──────── Supplied material

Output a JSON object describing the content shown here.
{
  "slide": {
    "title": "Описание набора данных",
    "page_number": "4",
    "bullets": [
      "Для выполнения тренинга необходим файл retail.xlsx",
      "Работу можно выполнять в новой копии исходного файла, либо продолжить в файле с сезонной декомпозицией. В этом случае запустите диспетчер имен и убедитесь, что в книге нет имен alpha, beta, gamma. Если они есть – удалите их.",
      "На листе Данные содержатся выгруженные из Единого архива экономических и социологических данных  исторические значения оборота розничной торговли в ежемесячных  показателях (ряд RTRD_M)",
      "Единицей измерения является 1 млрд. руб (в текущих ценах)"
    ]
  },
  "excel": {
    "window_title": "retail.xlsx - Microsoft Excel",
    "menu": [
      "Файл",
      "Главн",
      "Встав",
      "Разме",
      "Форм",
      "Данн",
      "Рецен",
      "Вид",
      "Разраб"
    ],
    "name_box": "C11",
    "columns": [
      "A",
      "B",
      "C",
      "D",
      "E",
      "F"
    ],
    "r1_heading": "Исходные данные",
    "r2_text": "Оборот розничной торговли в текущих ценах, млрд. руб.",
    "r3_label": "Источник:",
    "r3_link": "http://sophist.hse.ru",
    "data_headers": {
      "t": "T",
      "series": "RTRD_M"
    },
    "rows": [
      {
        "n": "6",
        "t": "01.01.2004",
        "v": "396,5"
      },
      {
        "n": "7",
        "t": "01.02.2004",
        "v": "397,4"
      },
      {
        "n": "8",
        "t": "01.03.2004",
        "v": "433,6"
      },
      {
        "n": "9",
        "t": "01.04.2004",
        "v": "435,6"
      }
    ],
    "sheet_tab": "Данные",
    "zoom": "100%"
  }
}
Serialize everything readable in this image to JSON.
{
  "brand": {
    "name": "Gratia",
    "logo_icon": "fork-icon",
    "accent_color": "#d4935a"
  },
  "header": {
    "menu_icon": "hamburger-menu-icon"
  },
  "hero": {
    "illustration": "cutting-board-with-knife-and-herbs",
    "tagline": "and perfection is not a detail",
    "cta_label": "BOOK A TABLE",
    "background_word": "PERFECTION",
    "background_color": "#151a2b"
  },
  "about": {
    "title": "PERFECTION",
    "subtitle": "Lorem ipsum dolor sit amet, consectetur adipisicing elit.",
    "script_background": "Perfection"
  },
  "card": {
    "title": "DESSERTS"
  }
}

────────────────

Pull every line containing "retail" out of the data above.

_Answer to the exercise:_
      "Для выполнения тренинга необходим файл retail.xlsx",
    "window_title": "retail.xlsx - Microsoft Excel",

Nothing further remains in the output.